What the task requires =>
Collect all lines from the listing that include the string "image".

Supplied data =>
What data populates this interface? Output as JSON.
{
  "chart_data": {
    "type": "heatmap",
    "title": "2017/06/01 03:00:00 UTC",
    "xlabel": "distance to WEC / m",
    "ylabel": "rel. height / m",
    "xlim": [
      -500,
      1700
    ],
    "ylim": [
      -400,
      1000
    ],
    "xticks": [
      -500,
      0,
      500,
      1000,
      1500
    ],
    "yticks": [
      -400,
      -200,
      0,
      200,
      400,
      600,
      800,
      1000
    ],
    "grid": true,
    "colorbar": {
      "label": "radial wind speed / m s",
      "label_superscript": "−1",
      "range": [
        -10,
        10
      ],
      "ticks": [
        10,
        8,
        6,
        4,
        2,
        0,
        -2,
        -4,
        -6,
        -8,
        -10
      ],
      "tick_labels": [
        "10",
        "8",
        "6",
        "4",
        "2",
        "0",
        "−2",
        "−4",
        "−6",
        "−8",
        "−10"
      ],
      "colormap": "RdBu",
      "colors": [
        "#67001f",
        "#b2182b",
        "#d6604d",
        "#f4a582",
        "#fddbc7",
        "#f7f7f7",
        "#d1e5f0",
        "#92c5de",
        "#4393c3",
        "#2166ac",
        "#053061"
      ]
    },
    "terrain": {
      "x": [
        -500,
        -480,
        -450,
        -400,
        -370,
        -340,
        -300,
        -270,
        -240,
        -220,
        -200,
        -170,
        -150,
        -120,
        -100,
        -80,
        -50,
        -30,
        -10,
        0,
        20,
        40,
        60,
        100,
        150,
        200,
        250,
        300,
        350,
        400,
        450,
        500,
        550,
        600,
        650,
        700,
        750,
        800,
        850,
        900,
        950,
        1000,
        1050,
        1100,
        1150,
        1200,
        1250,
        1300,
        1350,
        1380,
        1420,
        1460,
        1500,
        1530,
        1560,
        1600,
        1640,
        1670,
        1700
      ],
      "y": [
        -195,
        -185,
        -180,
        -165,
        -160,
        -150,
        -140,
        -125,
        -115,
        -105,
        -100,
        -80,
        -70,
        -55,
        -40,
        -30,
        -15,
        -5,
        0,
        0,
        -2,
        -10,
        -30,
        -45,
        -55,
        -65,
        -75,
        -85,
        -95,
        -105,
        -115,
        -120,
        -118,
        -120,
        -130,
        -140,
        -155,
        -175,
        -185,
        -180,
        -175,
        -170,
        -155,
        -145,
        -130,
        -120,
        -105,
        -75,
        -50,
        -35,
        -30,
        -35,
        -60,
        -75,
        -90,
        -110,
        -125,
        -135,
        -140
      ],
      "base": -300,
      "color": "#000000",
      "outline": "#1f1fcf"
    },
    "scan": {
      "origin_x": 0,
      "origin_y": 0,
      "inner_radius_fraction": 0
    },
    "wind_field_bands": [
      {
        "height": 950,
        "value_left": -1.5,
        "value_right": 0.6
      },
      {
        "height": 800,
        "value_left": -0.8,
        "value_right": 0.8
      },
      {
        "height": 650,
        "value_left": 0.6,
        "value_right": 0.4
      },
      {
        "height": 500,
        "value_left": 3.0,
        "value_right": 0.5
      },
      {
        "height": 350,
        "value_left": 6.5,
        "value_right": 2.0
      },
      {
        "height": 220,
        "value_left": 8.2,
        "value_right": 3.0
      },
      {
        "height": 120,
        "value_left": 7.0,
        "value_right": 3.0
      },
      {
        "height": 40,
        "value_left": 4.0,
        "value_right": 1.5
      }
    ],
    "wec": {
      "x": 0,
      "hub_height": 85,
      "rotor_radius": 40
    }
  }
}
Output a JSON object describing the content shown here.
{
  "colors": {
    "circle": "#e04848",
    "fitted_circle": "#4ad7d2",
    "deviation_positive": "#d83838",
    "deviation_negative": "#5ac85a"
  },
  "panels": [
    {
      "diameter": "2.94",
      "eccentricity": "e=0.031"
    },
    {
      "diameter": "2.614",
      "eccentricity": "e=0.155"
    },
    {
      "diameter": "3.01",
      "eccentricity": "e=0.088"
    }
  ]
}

--

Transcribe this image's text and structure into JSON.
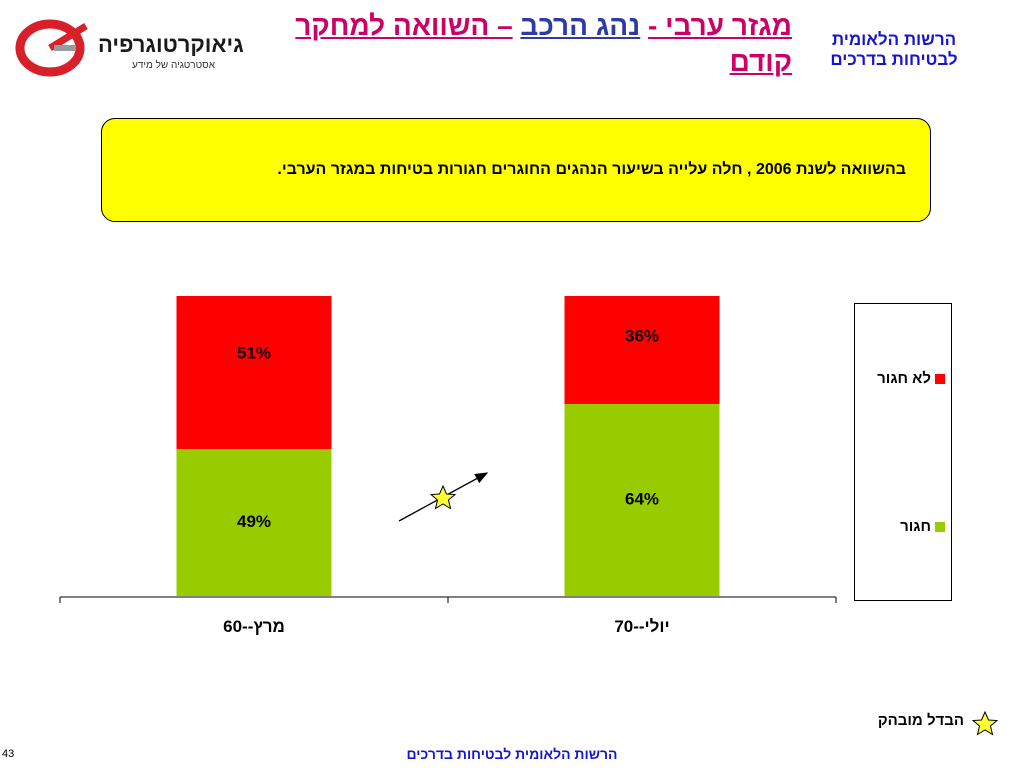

==

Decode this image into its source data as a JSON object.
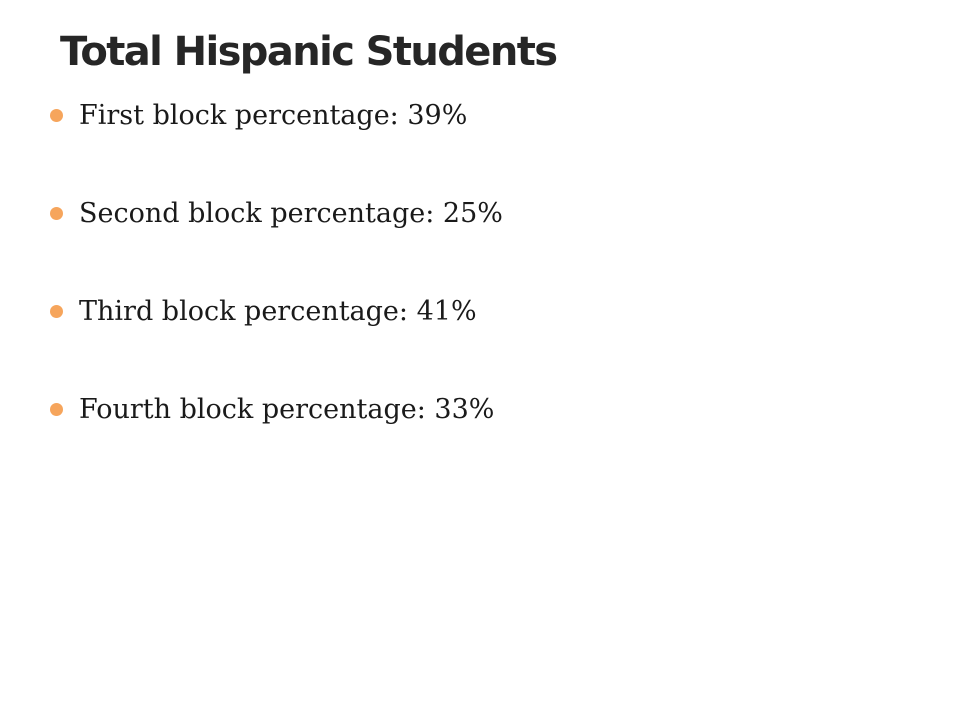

Reply =>
Transcribe this image's text and structure into JSON.
Decode this image into its source data as a JSON object.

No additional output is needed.